▶ TASK GOAL
Please rewrite everything from the start of the data down to the line containing "- Text: type=2: type=2: [372, 316, 485, 344]", substituting "partners" for "affiliates" and leaving all else unchanged.

(Element region listings)

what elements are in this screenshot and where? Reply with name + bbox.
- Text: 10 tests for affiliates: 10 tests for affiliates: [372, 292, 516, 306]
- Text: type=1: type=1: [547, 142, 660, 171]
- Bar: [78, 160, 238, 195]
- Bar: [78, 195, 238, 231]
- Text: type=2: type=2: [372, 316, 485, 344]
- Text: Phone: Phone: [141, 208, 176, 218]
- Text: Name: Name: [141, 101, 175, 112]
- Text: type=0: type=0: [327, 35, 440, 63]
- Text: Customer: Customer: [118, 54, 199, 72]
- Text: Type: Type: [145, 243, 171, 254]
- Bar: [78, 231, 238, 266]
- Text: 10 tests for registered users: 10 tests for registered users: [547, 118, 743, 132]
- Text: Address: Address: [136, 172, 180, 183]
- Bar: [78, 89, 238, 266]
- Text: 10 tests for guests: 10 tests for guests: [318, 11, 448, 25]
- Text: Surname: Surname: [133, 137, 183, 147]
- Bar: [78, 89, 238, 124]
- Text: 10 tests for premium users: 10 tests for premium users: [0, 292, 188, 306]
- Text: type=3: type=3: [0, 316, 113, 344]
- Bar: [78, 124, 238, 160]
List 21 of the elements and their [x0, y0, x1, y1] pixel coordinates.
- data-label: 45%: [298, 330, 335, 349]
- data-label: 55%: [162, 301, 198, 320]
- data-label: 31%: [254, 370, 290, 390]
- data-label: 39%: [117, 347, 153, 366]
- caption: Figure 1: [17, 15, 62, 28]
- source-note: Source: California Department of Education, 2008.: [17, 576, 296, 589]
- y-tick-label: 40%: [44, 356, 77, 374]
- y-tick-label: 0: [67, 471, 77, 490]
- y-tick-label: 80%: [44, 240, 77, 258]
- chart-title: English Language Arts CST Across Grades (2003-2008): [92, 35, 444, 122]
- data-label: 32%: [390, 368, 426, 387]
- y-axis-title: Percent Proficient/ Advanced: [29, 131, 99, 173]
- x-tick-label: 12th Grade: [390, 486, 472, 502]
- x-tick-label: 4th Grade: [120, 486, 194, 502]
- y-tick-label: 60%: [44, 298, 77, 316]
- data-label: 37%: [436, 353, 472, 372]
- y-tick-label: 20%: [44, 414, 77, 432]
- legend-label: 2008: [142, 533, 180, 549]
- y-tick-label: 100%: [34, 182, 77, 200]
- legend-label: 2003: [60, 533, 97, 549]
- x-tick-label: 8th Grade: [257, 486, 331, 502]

▶ SOLUTION
what elements are in this screenshot and where? Reply with name + bbox.
- Text: 10 tests for partners: 10 tests for partners: [372, 292, 516, 306]
- Text: type=1: type=1: [547, 142, 660, 171]
- Bar: [78, 160, 238, 195]
- Bar: [78, 195, 238, 231]
- Text: type=2: type=2: [372, 316, 485, 344]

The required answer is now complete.